Figure contents as structured data:

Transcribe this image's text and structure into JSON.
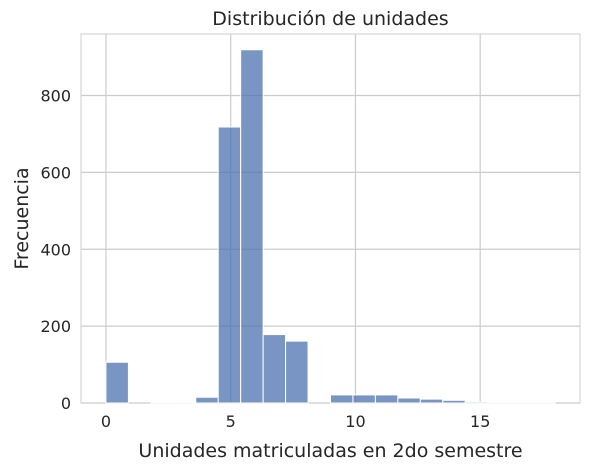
{
  "chart_data": {
    "type": "bar",
    "subtype": "histogram",
    "title": "Distribución de unidades",
    "xlabel": "Unidades matriculadas en 2do semestre",
    "ylabel": "Frecuencia",
    "xlim": [
      -1,
      19
    ],
    "ylim": [
      0,
      960
    ],
    "x_ticks": [
      0,
      5,
      10,
      15
    ],
    "y_ticks": [
      0,
      200,
      400,
      600,
      800
    ],
    "grid": true,
    "bar_color": "#4c72b0",
    "bins": [
      {
        "x0": 0.0,
        "x1": 0.9,
        "value": 106
      },
      {
        "x0": 0.9,
        "x1": 1.8,
        "value": 0
      },
      {
        "x0": 1.8,
        "x1": 2.7,
        "value": 2
      },
      {
        "x0": 2.7,
        "x1": 3.6,
        "value": 1
      },
      {
        "x0": 3.6,
        "x1": 4.5,
        "value": 15
      },
      {
        "x0": 4.5,
        "x1": 5.4,
        "value": 718
      },
      {
        "x0": 5.4,
        "x1": 6.3,
        "value": 919
      },
      {
        "x0": 6.3,
        "x1": 7.2,
        "value": 178
      },
      {
        "x0": 7.2,
        "x1": 8.1,
        "value": 161
      },
      {
        "x0": 8.1,
        "x1": 9.0,
        "value": 0
      },
      {
        "x0": 9.0,
        "x1": 9.9,
        "value": 21
      },
      {
        "x0": 9.9,
        "x1": 10.8,
        "value": 21
      },
      {
        "x0": 10.8,
        "x1": 11.7,
        "value": 21
      },
      {
        "x0": 11.7,
        "x1": 12.6,
        "value": 13
      },
      {
        "x0": 12.6,
        "x1": 13.5,
        "value": 10
      },
      {
        "x0": 13.5,
        "x1": 14.4,
        "value": 7
      },
      {
        "x0": 14.4,
        "x1": 15.3,
        "value": 3
      },
      {
        "x0": 15.3,
        "x1": 16.2,
        "value": 1
      },
      {
        "x0": 16.2,
        "x1": 17.1,
        "value": 1
      },
      {
        "x0": 17.1,
        "x1": 18.0,
        "value": 1
      }
    ]
  }
}
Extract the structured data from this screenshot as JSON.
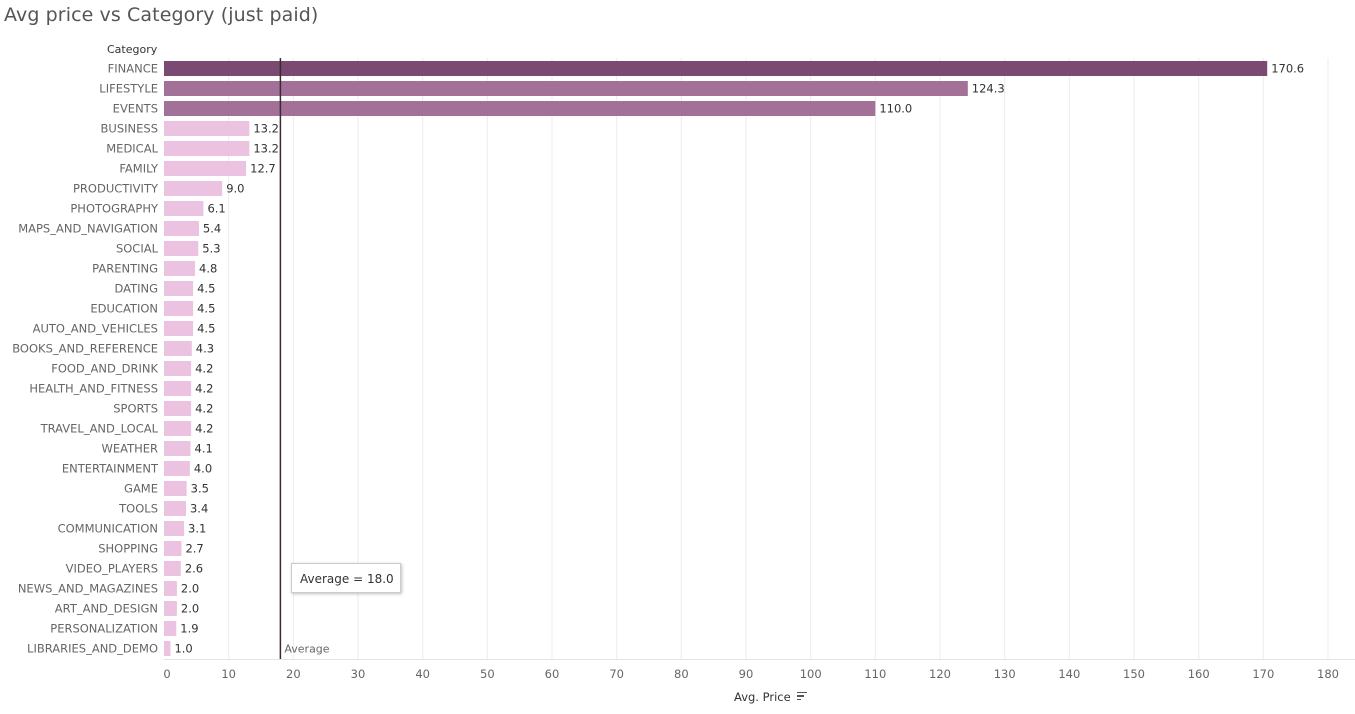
{
  "title": "Avg price vs Category (just paid)",
  "field_header": "Category",
  "reference_line": {
    "label": "Average",
    "tooltip": "Average = 18.0"
  },
  "colors": {
    "high": "#7a4a73",
    "mid": "#a37097",
    "low": "#ecc2e1",
    "refline": "#3a2a33",
    "grid": "#ececec"
  },
  "chart_data": {
    "type": "bar",
    "orientation": "horizontal",
    "title": "Avg price vs Category (just paid)",
    "ylabel": "Category",
    "xlabel": "Avg. Price",
    "xlim": [
      0,
      180
    ],
    "xticks": [
      0,
      10,
      20,
      30,
      40,
      50,
      60,
      70,
      80,
      90,
      100,
      110,
      120,
      130,
      140,
      150,
      160,
      170,
      180
    ],
    "grid": "vertical",
    "average": 18.0,
    "categories": [
      "FINANCE",
      "LIFESTYLE",
      "EVENTS",
      "BUSINESS",
      "MEDICAL",
      "FAMILY",
      "PRODUCTIVITY",
      "PHOTOGRAPHY",
      "MAPS_AND_NAVIGATION",
      "SOCIAL",
      "PARENTING",
      "DATING",
      "EDUCATION",
      "AUTO_AND_VEHICLES",
      "BOOKS_AND_REFERENCE",
      "FOOD_AND_DRINK",
      "HEALTH_AND_FITNESS",
      "SPORTS",
      "TRAVEL_AND_LOCAL",
      "WEATHER",
      "ENTERTAINMENT",
      "GAME",
      "TOOLS",
      "COMMUNICATION",
      "SHOPPING",
      "VIDEO_PLAYERS",
      "NEWS_AND_MAGAZINES",
      "ART_AND_DESIGN",
      "PERSONALIZATION",
      "LIBRARIES_AND_DEMO"
    ],
    "values": [
      170.6,
      124.3,
      110.0,
      13.2,
      13.2,
      12.7,
      9.0,
      6.1,
      5.4,
      5.3,
      4.8,
      4.5,
      4.5,
      4.5,
      4.3,
      4.2,
      4.2,
      4.2,
      4.2,
      4.1,
      4.0,
      3.5,
      3.4,
      3.1,
      2.7,
      2.6,
      2.0,
      2.0,
      1.9,
      1.0
    ],
    "value_labels": [
      "170.6",
      "124.3",
      "110.0",
      "13.2",
      "13.2",
      "12.7",
      "9.0",
      "6.1",
      "5.4",
      "5.3",
      "4.8",
      "4.5",
      "4.5",
      "4.5",
      "4.3",
      "4.2",
      "4.2",
      "4.2",
      "4.2",
      "4.1",
      "4.0",
      "3.5",
      "3.4",
      "3.1",
      "2.7",
      "2.6",
      "2.0",
      "2.0",
      "1.9",
      "1.0"
    ]
  }
}
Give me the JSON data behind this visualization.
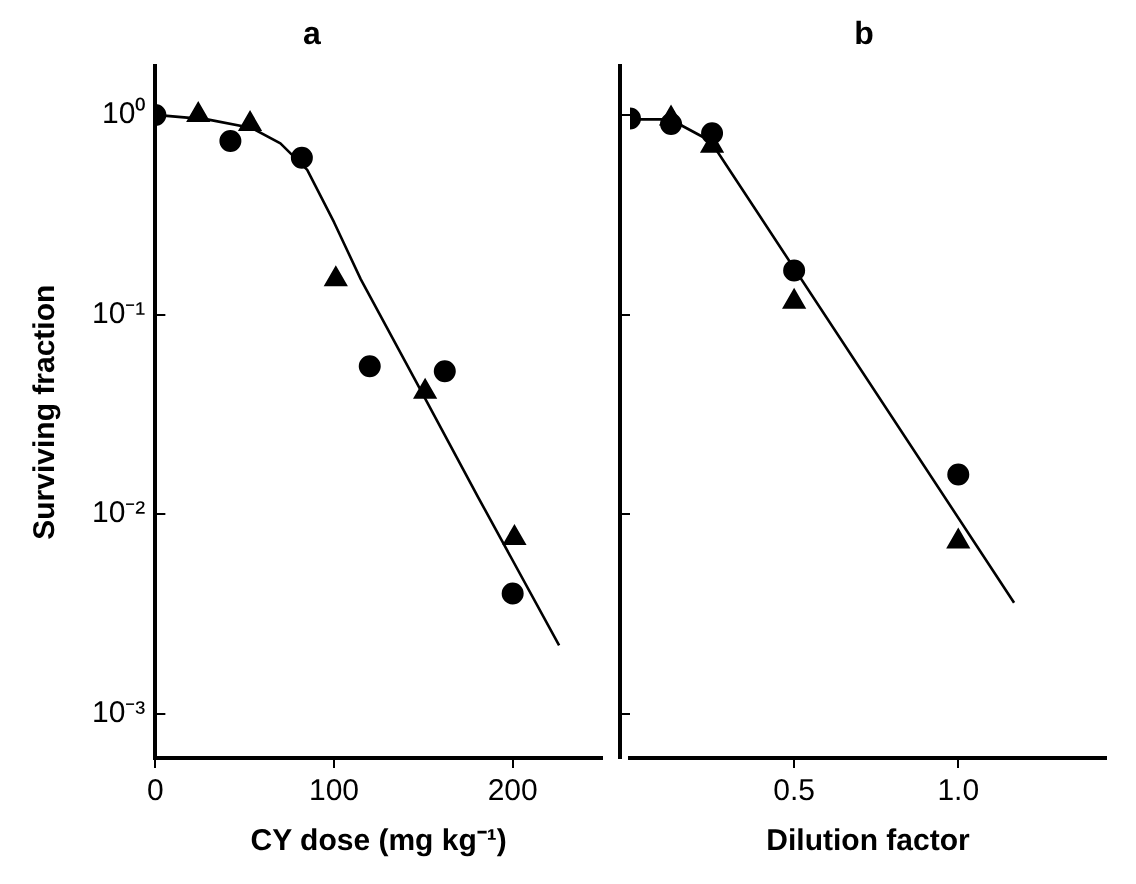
{
  "chart_data": [
    {
      "type": "scatter",
      "title": "a",
      "xlabel": "CY dose (mg kg⁻¹)",
      "ylabel": "Surviving fraction",
      "log": "y",
      "grid": false,
      "legend": false,
      "xlim": [
        0,
        250
      ],
      "xticks": [
        0,
        100,
        200
      ],
      "ylim": [
        0.0006,
        1.75
      ],
      "yticks": [
        {
          "value": 1,
          "label": "10⁰"
        },
        {
          "value": 0.1,
          "label": "10⁻¹"
        },
        {
          "value": 0.01,
          "label": "10⁻²"
        },
        {
          "value": 0.001,
          "label": "10⁻³"
        }
      ],
      "series": [
        {
          "type": "scatter",
          "marker": "circle",
          "color": "#000000",
          "x": [
            0,
            42,
            82,
            120,
            162,
            200
          ],
          "values": [
            1.0,
            0.74,
            0.61,
            0.055,
            0.052,
            0.004
          ]
        },
        {
          "type": "scatter",
          "marker": "triangle",
          "color": "#000000",
          "x": [
            24,
            53,
            101,
            151,
            201
          ],
          "values": [
            1.0,
            0.9,
            0.15,
            0.041,
            0.0076
          ]
        },
        {
          "type": "line",
          "marker": "none",
          "color": "#000000",
          "x": [
            0,
            29,
            54,
            70,
            85,
            100,
            115,
            146,
            181,
            226
          ],
          "values": [
            1.0,
            0.95,
            0.86,
            0.72,
            0.53,
            0.29,
            0.15,
            0.046,
            0.012,
            0.0022
          ]
        }
      ]
    },
    {
      "type": "scatter",
      "title": "b",
      "xlabel": "Dilution factor",
      "log": "y",
      "grid": false,
      "legend": false,
      "tick_labels": "x",
      "xlim": [
        0,
        1.45
      ],
      "xticks": [
        0.5,
        {
          "value": 1,
          "label": "1.0"
        }
      ],
      "ylim": [
        0.0006,
        1.75
      ],
      "yticks": [
        {
          "value": 1,
          "label": null
        },
        {
          "value": 0.1,
          "label": null
        },
        {
          "value": 0.01,
          "label": null
        },
        {
          "value": 0.001,
          "label": null
        }
      ],
      "series": [
        {
          "type": "scatter",
          "marker": "circle",
          "color": "#000000",
          "x": [
            0,
            0.125,
            0.25,
            0.5,
            1.0
          ],
          "values": [
            0.96,
            0.9,
            0.81,
            0.166,
            0.0158
          ]
        },
        {
          "type": "scatter",
          "marker": "triangle",
          "color": "#000000",
          "x": [
            0.125,
            0.25,
            0.5,
            1.0
          ],
          "values": [
            0.96,
            0.7,
            0.116,
            0.0073
          ]
        },
        {
          "type": "line",
          "marker": "none",
          "color": "#000000",
          "x": [
            0,
            0.1,
            0.16,
            0.245,
            1.17
          ],
          "values": [
            0.95,
            0.95,
            0.88,
            0.74,
            0.0036
          ]
        }
      ]
    }
  ]
}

TASK STATEMENT — Using the data above, write out every line exactly, leaving the images behind.

FULL RESPONSE —
Transcribe this image's text and structure into JSON.
{
  "chart_data": {
    "type": "bar",
    "subtype": "histogram",
    "title": "Distribución de unidades",
    "xlabel": "Unidades matriculadas en 2do semestre",
    "ylabel": "Frecuencia",
    "xlim": [
      -1,
      19
    ],
    "ylim": [
      0,
      960
    ],
    "x_ticks": [
      0,
      5,
      10,
      15
    ],
    "y_ticks": [
      0,
      200,
      400,
      600,
      800
    ],
    "grid": true,
    "bar_color": "#4c72b0",
    "bins": [
      {
        "x0": 0.0,
        "x1": 0.9,
        "value": 106
      },
      {
        "x0": 0.9,
        "x1": 1.8,
        "value": 0
      },
      {
        "x0": 1.8,
        "x1": 2.7,
        "value": 2
      },
      {
        "x0": 2.7,
        "x1": 3.6,
        "value": 1
      },
      {
        "x0": 3.6,
        "x1": 4.5,
        "value": 15
      },
      {
        "x0": 4.5,
        "x1": 5.4,
        "value": 718
      },
      {
        "x0": 5.4,
        "x1": 6.3,
        "value": 919
      },
      {
        "x0": 6.3,
        "x1": 7.2,
        "value": 178
      },
      {
        "x0": 7.2,
        "x1": 8.1,
        "value": 161
      },
      {
        "x0": 8.1,
        "x1": 9.0,
        "value": 0
      },
      {
        "x0": 9.0,
        "x1": 9.9,
        "value": 21
      },
      {
        "x0": 9.9,
        "x1": 10.8,
        "value": 21
      },
      {
        "x0": 10.8,
        "x1": 11.7,
        "value": 21
      },
      {
        "x0": 11.7,
        "x1": 12.6,
        "value": 13
      },
      {
        "x0": 12.6,
        "x1": 13.5,
        "value": 10
      },
      {
        "x0": 13.5,
        "x1": 14.4,
        "value": 7
      },
      {
        "x0": 14.4,
        "x1": 15.3,
        "value": 3
      },
      {
        "x0": 15.3,
        "x1": 16.2,
        "value": 1
      },
      {
        "x0": 16.2,
        "x1": 17.1,
        "value": 1
      },
      {
        "x0": 17.1,
        "x1": 18.0,
        "value": 1
      }
    ]
  }
}
Extract the structured data from this screenshot as JSON.
{
  "title": "Avg price vs Category (just paid)",
  "field_header": "Category",
  "reference_line": {
    "label": "Average",
    "tooltip": "Average = 18.0"
  },
  "colors": {
    "high": "#7a4a73",
    "mid": "#a37097",
    "low": "#ecc2e1",
    "refline": "#3a2a33",
    "grid": "#ececec"
  },
  "chart_data": {
    "type": "bar",
    "orientation": "horizontal",
    "title": "Avg price vs Category (just paid)",
    "ylabel": "Category",
    "xlabel": "Avg. Price",
    "xlim": [
      0,
      180
    ],
    "xticks": [
      0,
      10,
      20,
      30,
      40,
      50,
      60,
      70,
      80,
      90,
      100,
      110,
      120,
      130,
      140,
      150,
      160,
      170,
      180
    ],
    "grid": "vertical",
    "average": 18.0,
    "categories": [
      "FINANCE",
      "LIFESTYLE",
      "EVENTS",
      "BUSINESS",
      "MEDICAL",
      "FAMILY",
      "PRODUCTIVITY",
      "PHOTOGRAPHY",
      "MAPS_AND_NAVIGATION",
      "SOCIAL",
      "PARENTING",
      "DATING",
      "EDUCATION",
      "AUTO_AND_VEHICLES",
      "BOOKS_AND_REFERENCE",
      "FOOD_AND_DRINK",
      "HEALTH_AND_FITNESS",
      "SPORTS",
      "TRAVEL_AND_LOCAL",
      "WEATHER",
      "ENTERTAINMENT",
      "GAME",
      "TOOLS",
      "COMMUNICATION",
      "SHOPPING",
      "VIDEO_PLAYERS",
      "NEWS_AND_MAGAZINES",
      "ART_AND_DESIGN",
      "PERSONALIZATION",
      "LIBRARIES_AND_DEMO"
    ],
    "values": [
      170.6,
      124.3,
      110.0,
      13.2,
      13.2,
      12.7,
      9.0,
      6.1,
      5.4,
      5.3,
      4.8,
      4.5,
      4.5,
      4.5,
      4.3,
      4.2,
      4.2,
      4.2,
      4.2,
      4.1,
      4.0,
      3.5,
      3.4,
      3.1,
      2.7,
      2.6,
      2.0,
      2.0,
      1.9,
      1.0
    ],
    "value_labels": [
      "170.6",
      "124.3",
      "110.0",
      "13.2",
      "13.2",
      "12.7",
      "9.0",
      "6.1",
      "5.4",
      "5.3",
      "4.8",
      "4.5",
      "4.5",
      "4.5",
      "4.3",
      "4.2",
      "4.2",
      "4.2",
      "4.2",
      "4.1",
      "4.0",
      "3.5",
      "3.4",
      "3.1",
      "2.7",
      "2.6",
      "2.0",
      "2.0",
      "1.9",
      "1.0"
    ]
  }
}
Give me the JSON data behind this visualization.
{
  "chart_data": [
    {
      "type": "scatter",
      "title": "a",
      "xlabel": "CY dose (mg kg⁻¹)",
      "ylabel": "Surviving fraction",
      "log": "y",
      "grid": false,
      "legend": false,
      "xlim": [
        0,
        250
      ],
      "xticks": [
        0,
        100,
        200
      ],
      "ylim": [
        0.0006,
        1.75
      ],
      "yticks": [
        {
          "value": 1,
          "label": "10⁰"
        },
        {
          "value": 0.1,
          "label": "10⁻¹"
        },
        {
          "value": 0.01,
          "label": "10⁻²"
        },
        {
          "value": 0.001,
          "label": "10⁻³"
        }
      ],
      "series": [
        {
          "type": "scatter",
          "marker": "circle",
          "color": "#000000",
          "x": [
            0,
            42,
            82,
            120,
            162,
            200
          ],
          "values": [
            1.0,
            0.74,
            0.61,
            0.055,
            0.052,
            0.004
          ]
        },
        {
          "type": "scatter",
          "marker": "triangle",
          "color": "#000000",
          "x": [
            24,
            53,
            101,
            151,
            201
          ],
          "values": [
            1.0,
            0.9,
            0.15,
            0.041,
            0.0076
          ]
        },
        {
          "type": "line",
          "marker": "none",
          "color": "#000000",
          "x": [
            0,
            29,
            54,
            70,
            85,
            100,
            115,
            146,
            181,
            226
          ],
          "values": [
            1.0,
            0.95,
            0.86,
            0.72,
            0.53,
            0.29,
            0.15,
            0.046,
            0.012,
            0.0022
          ]
        }
      ]
    },
    {
      "type": "scatter",
      "title": "b",
      "xlabel": "Dilution factor",
      "log": "y",
      "grid": false,
      "legend": false,
      "tick_labels": "x",
      "xlim": [
        0,
        1.45
      ],
      "xticks": [
        0.5,
        {
          "value": 1,
          "label": "1.0"
        }
      ],
      "ylim": [
        0.0006,
        1.75
      ],
      "yticks": [
        {
          "value": 1,
          "label": null
        },
        {
          "value": 0.1,
          "label": null
        },
        {
          "value": 0.01,
          "label": null
        },
        {
          "value": 0.001,
          "label": null
        }
      ],
      "series": [
        {
          "type": "scatter",
          "marker": "circle",
          "color": "#000000",
          "x": [
            0,
            0.125,
            0.25,
            0.5,
            1.0
          ],
          "values": [
            0.96,
            0.9,
            0.81,
            0.166,
            0.0158
          ]
        },
        {
          "type": "scatter",
          "marker": "triangle",
          "color": "#000000",
          "x": [
            0.125,
            0.25,
            0.5,
            1.0
          ],
          "values": [
            0.96,
            0.7,
            0.116,
            0.0073
          ]
        },
        {
          "type": "line",
          "marker": "none",
          "color": "#000000",
          "x": [
            0,
            0.1,
            0.16,
            0.245,
            1.17
          ],
          "values": [
            0.95,
            0.95,
            0.88,
            0.74,
            0.0036
          ]
        }
      ]
    }
  ]
}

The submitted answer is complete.